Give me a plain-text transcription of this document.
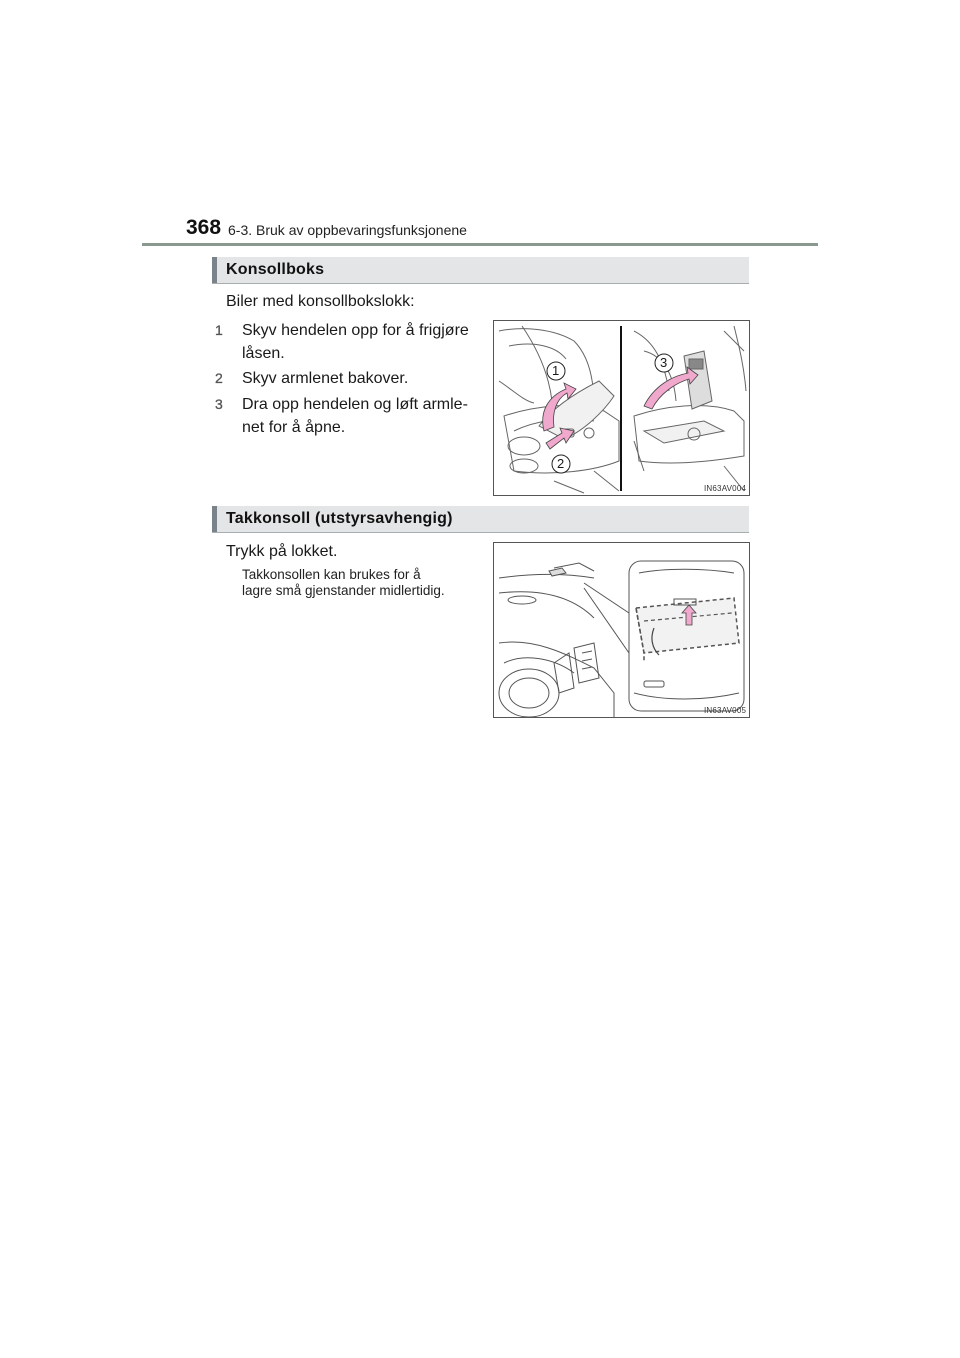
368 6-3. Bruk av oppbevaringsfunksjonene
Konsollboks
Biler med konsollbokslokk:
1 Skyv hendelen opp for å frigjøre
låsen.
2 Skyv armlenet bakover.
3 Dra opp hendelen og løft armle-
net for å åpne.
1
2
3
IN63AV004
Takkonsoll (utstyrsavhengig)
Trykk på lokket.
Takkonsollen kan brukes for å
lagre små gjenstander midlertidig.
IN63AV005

= = = =

**What you need to do**
Repeat the listing above exactly, with no pictures.

**Solution for this task**
Give me a plain-text transcription of this document.
368 6-3. Bruk av oppbevaringsfunksjonene
Konsollboks
Biler med konsollbokslokk:
1 Skyv hendelen opp for å frigjøre
låsen.
2 Skyv armlenet bakover.
3 Dra opp hendelen og løft armle-
net for å åpne.
1
2
3
IN63AV004
Takkonsoll (utstyrsavhengig)
Trykk på lokket.
Takkonsollen kan brukes for å
lagre små gjenstander midlertidig.
IN63AV005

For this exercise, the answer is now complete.